Job — Work through the data line by line, gathering every line that has the word "θέσεων".

Records shown —

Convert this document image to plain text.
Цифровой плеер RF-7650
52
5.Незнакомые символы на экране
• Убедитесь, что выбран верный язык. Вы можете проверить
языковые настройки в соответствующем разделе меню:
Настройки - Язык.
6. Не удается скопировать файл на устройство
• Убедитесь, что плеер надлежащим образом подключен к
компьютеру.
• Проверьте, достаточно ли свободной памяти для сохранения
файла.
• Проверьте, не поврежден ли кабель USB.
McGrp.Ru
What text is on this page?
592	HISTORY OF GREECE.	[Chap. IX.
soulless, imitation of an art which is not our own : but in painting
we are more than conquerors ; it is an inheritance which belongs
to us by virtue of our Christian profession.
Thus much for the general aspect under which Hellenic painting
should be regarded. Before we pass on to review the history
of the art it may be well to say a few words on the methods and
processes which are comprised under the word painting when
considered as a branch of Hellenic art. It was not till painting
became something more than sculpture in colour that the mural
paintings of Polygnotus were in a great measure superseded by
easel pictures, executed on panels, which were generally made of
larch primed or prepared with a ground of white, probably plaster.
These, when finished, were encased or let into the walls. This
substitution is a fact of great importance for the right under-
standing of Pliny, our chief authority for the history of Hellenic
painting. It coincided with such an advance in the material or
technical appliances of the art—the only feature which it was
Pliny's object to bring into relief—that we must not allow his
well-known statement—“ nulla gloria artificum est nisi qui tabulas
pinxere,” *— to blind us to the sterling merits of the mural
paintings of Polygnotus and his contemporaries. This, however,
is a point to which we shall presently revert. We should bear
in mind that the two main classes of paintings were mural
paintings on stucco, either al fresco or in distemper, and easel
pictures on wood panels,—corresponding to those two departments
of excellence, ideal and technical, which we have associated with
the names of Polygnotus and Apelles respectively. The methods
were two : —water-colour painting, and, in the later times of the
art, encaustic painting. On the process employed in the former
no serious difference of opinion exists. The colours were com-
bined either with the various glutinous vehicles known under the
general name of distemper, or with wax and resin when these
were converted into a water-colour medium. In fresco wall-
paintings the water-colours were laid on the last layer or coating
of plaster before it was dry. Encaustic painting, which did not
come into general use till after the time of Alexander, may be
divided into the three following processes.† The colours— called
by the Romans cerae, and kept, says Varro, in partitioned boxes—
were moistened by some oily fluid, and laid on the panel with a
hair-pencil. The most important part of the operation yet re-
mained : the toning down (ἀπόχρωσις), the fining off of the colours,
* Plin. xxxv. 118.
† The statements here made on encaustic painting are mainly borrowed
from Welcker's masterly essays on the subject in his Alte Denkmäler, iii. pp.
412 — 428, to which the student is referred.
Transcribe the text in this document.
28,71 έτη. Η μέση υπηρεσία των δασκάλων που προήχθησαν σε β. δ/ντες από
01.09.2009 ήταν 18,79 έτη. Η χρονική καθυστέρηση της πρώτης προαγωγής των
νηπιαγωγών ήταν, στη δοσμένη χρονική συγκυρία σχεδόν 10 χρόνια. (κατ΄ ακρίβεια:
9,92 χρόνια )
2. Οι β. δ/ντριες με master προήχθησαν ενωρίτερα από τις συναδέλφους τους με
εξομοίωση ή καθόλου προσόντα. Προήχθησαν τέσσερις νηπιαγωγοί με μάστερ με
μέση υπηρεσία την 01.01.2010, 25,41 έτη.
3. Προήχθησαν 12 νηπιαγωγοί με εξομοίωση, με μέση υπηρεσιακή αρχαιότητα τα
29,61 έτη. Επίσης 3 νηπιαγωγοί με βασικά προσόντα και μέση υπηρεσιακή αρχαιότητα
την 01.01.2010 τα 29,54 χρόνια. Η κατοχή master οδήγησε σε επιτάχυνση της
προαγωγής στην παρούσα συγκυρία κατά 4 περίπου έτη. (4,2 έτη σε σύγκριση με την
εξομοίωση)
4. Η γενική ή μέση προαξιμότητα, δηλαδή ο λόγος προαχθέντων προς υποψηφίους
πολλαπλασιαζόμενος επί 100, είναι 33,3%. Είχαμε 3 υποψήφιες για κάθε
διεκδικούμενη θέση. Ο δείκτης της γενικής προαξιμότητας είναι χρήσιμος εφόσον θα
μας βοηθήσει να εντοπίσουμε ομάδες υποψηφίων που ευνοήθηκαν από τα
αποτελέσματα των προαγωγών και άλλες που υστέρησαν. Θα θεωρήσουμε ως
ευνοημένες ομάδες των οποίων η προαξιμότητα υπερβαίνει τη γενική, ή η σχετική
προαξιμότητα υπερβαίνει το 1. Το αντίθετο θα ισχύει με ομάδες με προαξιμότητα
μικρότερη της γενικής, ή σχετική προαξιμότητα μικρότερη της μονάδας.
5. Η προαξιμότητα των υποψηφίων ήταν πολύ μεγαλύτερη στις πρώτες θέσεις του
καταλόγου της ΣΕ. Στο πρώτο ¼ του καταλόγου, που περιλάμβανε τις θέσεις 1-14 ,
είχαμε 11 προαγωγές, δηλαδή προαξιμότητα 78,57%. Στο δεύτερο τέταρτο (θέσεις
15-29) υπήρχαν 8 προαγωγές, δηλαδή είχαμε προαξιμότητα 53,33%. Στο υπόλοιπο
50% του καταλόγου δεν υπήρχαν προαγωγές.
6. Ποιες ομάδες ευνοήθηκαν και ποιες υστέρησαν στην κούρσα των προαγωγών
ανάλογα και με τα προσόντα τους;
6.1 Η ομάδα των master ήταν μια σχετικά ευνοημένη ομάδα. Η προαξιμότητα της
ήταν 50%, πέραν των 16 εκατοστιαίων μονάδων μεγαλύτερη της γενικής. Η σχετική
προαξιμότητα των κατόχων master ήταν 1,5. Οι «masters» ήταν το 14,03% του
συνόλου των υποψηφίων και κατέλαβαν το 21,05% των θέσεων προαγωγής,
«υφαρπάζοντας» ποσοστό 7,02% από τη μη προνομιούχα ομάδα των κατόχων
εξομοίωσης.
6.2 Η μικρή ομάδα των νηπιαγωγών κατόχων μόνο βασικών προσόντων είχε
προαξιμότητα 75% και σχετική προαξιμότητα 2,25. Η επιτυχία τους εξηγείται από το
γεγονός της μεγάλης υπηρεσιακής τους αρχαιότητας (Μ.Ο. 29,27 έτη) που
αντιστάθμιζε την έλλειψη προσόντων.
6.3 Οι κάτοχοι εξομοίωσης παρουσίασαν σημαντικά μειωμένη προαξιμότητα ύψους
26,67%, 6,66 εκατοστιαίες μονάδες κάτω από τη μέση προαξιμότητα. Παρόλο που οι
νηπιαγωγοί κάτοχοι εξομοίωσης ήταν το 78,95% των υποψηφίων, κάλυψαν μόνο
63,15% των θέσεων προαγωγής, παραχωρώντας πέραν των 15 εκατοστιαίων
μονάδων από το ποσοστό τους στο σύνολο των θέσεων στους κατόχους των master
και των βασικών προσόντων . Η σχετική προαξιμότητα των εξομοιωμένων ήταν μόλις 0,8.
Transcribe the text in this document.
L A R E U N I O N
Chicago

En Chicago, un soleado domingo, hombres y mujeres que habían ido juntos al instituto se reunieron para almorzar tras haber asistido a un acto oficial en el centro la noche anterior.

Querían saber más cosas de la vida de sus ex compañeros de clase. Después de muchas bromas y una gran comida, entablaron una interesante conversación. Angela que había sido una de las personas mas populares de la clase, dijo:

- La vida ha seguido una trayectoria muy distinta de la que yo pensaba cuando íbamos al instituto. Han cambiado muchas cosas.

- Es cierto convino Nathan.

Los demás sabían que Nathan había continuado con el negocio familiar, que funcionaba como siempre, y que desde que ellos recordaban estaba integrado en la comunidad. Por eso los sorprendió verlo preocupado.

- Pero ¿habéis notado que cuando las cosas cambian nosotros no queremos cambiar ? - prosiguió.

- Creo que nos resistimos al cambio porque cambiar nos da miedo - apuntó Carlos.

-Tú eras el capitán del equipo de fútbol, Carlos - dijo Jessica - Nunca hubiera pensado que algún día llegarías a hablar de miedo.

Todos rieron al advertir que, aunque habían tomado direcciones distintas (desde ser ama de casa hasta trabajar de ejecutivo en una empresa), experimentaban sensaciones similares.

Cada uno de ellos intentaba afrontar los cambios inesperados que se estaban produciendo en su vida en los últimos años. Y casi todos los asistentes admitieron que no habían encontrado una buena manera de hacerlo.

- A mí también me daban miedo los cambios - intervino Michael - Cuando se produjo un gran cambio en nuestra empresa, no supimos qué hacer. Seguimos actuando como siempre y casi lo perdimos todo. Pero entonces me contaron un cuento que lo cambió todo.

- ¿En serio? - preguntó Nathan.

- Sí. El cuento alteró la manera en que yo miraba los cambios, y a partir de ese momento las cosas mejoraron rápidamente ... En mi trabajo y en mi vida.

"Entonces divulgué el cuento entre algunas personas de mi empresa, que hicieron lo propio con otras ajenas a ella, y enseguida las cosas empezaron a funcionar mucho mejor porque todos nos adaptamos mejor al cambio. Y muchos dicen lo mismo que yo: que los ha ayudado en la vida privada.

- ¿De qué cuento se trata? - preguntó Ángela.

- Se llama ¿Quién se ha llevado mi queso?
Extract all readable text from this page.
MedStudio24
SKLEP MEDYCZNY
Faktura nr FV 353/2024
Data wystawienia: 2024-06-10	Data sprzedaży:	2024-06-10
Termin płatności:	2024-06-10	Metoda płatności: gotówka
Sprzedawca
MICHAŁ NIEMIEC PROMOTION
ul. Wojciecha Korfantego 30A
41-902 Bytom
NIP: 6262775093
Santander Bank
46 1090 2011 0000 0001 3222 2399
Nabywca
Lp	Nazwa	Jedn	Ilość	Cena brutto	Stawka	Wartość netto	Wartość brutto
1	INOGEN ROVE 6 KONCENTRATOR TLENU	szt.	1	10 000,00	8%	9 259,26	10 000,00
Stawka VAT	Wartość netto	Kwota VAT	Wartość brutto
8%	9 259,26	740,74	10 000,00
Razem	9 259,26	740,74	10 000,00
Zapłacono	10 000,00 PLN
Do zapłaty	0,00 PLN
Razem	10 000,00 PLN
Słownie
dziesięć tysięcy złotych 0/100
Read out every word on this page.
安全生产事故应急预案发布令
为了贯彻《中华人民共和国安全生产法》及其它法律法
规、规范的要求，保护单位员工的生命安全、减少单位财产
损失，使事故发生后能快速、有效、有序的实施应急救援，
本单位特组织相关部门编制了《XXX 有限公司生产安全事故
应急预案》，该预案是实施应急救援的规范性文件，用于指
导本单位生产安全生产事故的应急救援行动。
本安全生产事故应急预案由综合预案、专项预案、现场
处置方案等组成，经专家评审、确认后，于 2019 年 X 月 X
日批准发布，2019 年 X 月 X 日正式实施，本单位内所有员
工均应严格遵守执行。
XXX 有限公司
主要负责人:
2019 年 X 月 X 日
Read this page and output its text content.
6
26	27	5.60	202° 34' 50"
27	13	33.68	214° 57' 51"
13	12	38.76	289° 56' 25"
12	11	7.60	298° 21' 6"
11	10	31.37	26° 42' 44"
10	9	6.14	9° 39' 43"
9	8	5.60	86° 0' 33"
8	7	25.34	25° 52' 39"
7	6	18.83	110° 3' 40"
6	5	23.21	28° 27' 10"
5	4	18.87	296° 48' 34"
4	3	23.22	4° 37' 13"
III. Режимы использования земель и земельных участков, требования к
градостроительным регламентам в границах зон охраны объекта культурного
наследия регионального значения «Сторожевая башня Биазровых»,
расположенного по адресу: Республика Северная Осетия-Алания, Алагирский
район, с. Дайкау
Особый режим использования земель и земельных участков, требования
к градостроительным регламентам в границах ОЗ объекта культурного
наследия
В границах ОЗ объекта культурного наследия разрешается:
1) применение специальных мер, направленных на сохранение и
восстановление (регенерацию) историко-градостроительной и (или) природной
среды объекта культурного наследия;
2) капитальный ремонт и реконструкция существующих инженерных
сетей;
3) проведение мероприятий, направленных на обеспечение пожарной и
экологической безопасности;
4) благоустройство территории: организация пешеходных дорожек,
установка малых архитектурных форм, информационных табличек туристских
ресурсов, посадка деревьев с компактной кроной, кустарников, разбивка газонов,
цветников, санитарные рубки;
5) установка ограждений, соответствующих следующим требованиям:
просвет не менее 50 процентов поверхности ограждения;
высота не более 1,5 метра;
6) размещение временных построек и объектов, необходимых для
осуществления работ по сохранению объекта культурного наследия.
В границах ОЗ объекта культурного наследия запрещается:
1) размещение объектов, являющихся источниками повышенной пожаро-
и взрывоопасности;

Finished exercise —
συνόλου των υποψηφίων και κατέλαβαν το 21,05% των θέσεων προαγωγής,
63,15% των θέσεων προαγωγής, παραχωρώντας πέραν των 15 εκατοστιαίων
μονάδων από το ποσοστό τους στο σύνολο των θέσεων στους κατόχους των master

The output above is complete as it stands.